**WHAT YOU NEED TO DO**
All the data should come back exactly as it was given.
===== RECORDS TO PROCESS
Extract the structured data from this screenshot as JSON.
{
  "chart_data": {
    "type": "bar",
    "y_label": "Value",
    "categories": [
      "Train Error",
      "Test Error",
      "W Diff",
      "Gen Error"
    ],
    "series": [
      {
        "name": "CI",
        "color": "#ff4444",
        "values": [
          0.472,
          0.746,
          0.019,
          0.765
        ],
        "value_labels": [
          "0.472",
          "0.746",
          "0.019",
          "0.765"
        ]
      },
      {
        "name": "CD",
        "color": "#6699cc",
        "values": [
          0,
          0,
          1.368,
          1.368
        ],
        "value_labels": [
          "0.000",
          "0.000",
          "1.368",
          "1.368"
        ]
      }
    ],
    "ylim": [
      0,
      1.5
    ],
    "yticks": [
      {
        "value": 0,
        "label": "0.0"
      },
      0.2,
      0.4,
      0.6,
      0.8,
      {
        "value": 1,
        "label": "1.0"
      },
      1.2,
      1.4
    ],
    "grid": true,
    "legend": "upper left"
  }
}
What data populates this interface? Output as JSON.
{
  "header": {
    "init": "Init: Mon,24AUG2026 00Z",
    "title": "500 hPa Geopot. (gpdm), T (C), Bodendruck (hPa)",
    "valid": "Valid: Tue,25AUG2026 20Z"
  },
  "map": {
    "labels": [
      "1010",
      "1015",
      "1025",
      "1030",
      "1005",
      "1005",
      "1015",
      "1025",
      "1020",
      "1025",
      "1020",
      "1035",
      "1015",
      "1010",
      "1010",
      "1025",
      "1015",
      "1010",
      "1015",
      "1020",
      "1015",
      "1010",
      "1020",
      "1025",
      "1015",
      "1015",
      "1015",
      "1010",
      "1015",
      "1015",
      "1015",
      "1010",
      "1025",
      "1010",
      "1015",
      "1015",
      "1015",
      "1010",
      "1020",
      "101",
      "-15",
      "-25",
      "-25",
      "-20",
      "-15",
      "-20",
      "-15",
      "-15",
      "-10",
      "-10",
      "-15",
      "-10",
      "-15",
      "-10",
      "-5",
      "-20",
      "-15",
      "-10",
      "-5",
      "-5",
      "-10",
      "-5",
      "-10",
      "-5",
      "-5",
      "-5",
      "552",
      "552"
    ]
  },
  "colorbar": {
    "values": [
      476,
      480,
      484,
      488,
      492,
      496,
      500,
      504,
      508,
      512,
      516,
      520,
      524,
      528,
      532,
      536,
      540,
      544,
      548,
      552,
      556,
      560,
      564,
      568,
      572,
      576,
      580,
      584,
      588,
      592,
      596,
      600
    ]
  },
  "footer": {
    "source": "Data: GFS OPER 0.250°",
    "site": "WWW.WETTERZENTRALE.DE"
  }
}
==========
**RESULT OF THE TASK**
Extract the structured data from this screenshot as JSON.
{
  "chart_data": {
    "type": "bar",
    "y_label": "Value",
    "categories": [
      "Train Error",
      "Test Error",
      "W Diff",
      "Gen Error"
    ],
    "series": [
      {
        "name": "CI",
        "color": "#ff4444",
        "values": [
          0.472,
          0.746,
          0.019,
          0.765
        ],
        "value_labels": [
          "0.472",
          "0.746",
          "0.019",
          "0.765"
        ]
      },
      {
        "name": "CD",
        "color": "#6699cc",
        "values": [
          0,
          0,
          1.368,
          1.368
        ],
        "value_labels": [
          "0.000",
          "0.000",
          "1.368",
          "1.368"
        ]
      }
    ],
    "ylim": [
      0,
      1.5
    ],
    "yticks": [
      {
        "value": 0,
        "label": "0.0"
      },
      0.2,
      0.4,
      0.6,
      0.8,
      {
        "value": 1,
        "label": "1.0"
      },
      1.2,
      1.4
    ],
    "grid": true,
    "legend": "upper left"
  }
}
What data populates this interface? Output as JSON.
{
  "header": {
    "init": "Init: Mon,24AUG2026 00Z",
    "title": "500 hPa Geopot. (gpdm), T (C), Bodendruck (hPa)",
    "valid": "Valid: Tue,25AUG2026 20Z"
  },
  "map": {
    "labels": [
      "1010",
      "1015",
      "1025",
      "1030",
      "1005",
      "1005",
      "1015",
      "1025",
      "1020",
      "1025",
      "1020",
      "1035",
      "1015",
      "1010",
      "1010",
      "1025",
      "1015",
      "1010",
      "1015",
      "1020",
      "1015",
      "1010",
      "1020",
      "1025",
      "1015",
      "1015",
      "1015",
      "1010",
      "1015",
      "1015",
      "1015",
      "1010",
      "1025",
      "1010",
      "1015",
      "1015",
      "1015",
      "1010",
      "1020",
      "101",
      "-15",
      "-25",
      "-25",
      "-20",
      "-15",
      "-20",
      "-15",
      "-15",
      "-10",
      "-10",
      "-15",
      "-10",
      "-15",
      "-10",
      "-5",
      "-20",
      "-15",
      "-10",
      "-5",
      "-5",
      "-10",
      "-5",
      "-10",
      "-5",
      "-5",
      "-5",
      "552",
      "552"
    ]
  },
  "colorbar": {
    "values": [
      476,
      480,
      484,
      488,
      492,
      496,
      500,
      504,
      508,
      512,
      516,
      520,
      524,
      528,
      532,
      536,
      540,
      544,
      548,
      552,
      556,
      560,
      564,
      568,
      572,
      576,
      580,
      584,
      588,
      592,
      596,
      600
    ]
  },
  "footer": {
    "source": "Data: GFS OPER 0.250°",
    "site": "WWW.WETTERZENTRALE.DE"
  }
}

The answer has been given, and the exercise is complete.